**DOCUMENT**
****************************************

4.0 breaks backwards completely with no deprecation layers. The core API of Lucene changed hard (new enum types, new structures, totally new API, change from char[] to byte[],... the list is very long). We have a MIGRATION.txt that explains all changes.

We only add deprecation layers in 3.x core for cases where very high-level user classes are affected (e.g. IndexSearcher.search() methods, so transition is easy). All other places in Lucene that are more expert will change as described before.

asfimport commented 13 years ago

Vinicius Barros (migrated from JIRA)

Hi Uwe and Adriano,

Thanks for the comments.

I have been trying to follow Adriano's instructions to avoid major changes to API and behavior. However, ParametricRangeQueryNode and AbstractRangeQueryNode do not share the same methods (as Adriano said above). ParametricRangeQueryNode has lower and upper bound, which are ParametricQueryNodes, and these last ones hold the inclusive/exclusive information (they use CompareOperator for that). AbtractRangeQueryNode have lower and upper bounds (these ones defined by the template, so it could be a ParametricQueryNode, which is compatible with ParametricRangeQueryNode), however it holds the inclusive/exclusive information differently, through isLowerInclusive and isUpperInclusive methods.

****************************************

**DATA ROWS**
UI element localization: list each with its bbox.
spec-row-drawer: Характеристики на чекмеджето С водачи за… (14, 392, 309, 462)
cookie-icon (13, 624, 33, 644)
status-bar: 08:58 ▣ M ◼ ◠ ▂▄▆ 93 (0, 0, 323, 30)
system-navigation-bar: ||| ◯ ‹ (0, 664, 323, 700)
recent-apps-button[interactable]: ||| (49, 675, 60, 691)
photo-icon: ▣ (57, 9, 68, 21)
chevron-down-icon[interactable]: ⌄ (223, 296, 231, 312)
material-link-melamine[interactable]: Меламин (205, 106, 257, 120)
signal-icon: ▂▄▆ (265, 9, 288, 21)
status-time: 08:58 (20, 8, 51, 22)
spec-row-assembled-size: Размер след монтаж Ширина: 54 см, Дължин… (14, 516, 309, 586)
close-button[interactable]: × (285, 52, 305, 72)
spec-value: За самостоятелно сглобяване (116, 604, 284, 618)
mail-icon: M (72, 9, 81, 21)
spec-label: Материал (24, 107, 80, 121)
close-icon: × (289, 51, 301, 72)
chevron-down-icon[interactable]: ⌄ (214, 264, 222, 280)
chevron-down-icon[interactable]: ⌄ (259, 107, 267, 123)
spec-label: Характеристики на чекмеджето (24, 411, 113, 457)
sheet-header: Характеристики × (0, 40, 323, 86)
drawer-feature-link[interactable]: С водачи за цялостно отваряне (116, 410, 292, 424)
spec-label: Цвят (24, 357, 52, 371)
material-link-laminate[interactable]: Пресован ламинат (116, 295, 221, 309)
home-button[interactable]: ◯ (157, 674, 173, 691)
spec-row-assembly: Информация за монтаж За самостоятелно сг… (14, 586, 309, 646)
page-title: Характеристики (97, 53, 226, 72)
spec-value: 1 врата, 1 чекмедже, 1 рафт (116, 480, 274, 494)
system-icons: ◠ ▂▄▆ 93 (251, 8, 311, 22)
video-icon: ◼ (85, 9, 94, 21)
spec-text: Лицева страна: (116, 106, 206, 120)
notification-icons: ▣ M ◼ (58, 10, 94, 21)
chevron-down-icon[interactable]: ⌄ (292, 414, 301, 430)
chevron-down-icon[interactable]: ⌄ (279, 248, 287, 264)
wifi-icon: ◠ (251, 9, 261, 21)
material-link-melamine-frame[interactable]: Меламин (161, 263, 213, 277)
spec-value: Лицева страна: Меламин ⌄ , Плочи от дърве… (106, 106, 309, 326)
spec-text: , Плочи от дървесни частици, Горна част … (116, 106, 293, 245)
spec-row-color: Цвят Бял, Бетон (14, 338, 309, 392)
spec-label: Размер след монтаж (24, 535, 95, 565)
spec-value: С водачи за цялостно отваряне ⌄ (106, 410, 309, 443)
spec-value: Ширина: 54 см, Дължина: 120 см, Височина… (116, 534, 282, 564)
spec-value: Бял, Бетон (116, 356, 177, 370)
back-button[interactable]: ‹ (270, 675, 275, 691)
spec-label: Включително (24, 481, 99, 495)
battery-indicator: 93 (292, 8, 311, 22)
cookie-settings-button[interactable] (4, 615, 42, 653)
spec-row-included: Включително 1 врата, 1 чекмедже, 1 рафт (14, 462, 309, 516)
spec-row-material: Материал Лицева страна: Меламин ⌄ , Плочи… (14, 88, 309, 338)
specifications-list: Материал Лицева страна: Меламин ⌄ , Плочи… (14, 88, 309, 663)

****************************************

**TO BE DONE**
Can you retype the Lucene discussion word for word, from start to finish?

**SOLUTION TO THE PROBLEM**
4.0 breaks backwards completely with no deprecation layers. The core API of Lucene changed hard (new enum types, new structures, totally new API, change from char[] to byte[],... the list is very long). We have a MIGRATION.txt that explains all changes.

We only add deprecation layers in 3.x core for cases where very high-level user classes are affected (e.g. IndexSearcher.search() methods, so transition is easy). All other places in Lucene that are more expert will change as described before.

asfimport commented 13 years ago

Vinicius Barros (migrated from JIRA)

Hi Uwe and Adriano,

Thanks for the comments.

I have been trying to follow Adriano's instructions to avoid major changes to API and behavior. However, ParametricRangeQueryNode and AbstractRangeQueryNode do not share the same methods (as Adriano said above). ParametricRangeQueryNode has lower and upper bound, which are ParametricQueryNodes, and these last ones hold the inclusive/exclusive information (they use CompareOperator for that). AbtractRangeQueryNode have lower and upper bounds (these ones defined by the template, so it could be a ParametricQueryNode, which is compatible with ParametricRangeQueryNode), however it holds the inclusive/exclusive information differently, through isLowerInclusive and isUpperInclusive methods.